------ Task data ------
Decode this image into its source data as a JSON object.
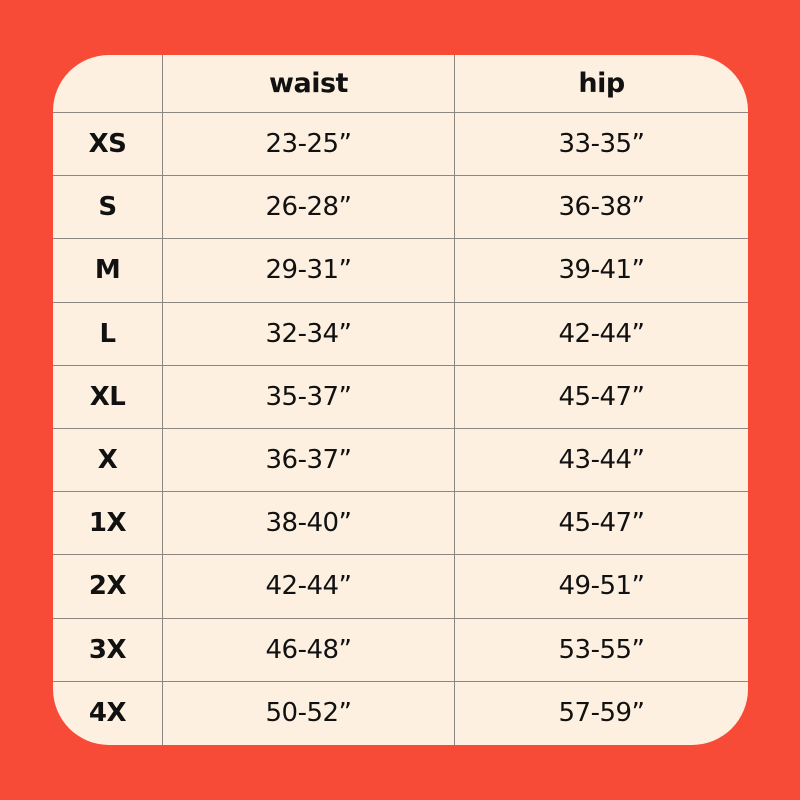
{
  "colors": {
    "background": "#f84b37",
    "card": "#fdf0e0",
    "grid_lines": "#8c8782",
    "text": "#111111"
  },
  "table": {
    "headers": [
      "",
      "waist",
      "hip"
    ],
    "rows": [
      {
        "size": "XS",
        "waist": "23-25”",
        "hip": "33-35”"
      },
      {
        "size": "S",
        "waist": "26-28”",
        "hip": "36-38”"
      },
      {
        "size": "M",
        "waist": "29-31”",
        "hip": "39-41”"
      },
      {
        "size": "L",
        "waist": "32-34”",
        "hip": "42-44”"
      },
      {
        "size": "XL",
        "waist": "35-37”",
        "hip": "45-47”"
      },
      {
        "size": "X",
        "waist": "36-37”",
        "hip": "43-44”"
      },
      {
        "size": "1X",
        "waist": "38-40”",
        "hip": "45-47”"
      },
      {
        "size": "2X",
        "waist": "42-44”",
        "hip": "49-51”"
      },
      {
        "size": "3X",
        "waist": "46-48”",
        "hip": "53-55”"
      },
      {
        "size": "4X",
        "waist": "50-52”",
        "hip": "57-59”"
      }
    ]
  }
}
------
## The request
From the data above, copy each line that holds "waist".

## Result of this exercise
      "waist",
        "waist": "23-25”",
        "waist": "26-28”",
        "waist": "29-31”",
        "waist": "32-34”",
        "waist": "35-37”",
        "waist": "36-37”",
        "waist": "38-40”",
        "waist": "42-44”",
        "waist": "46-48”",
        "waist": "50-52”",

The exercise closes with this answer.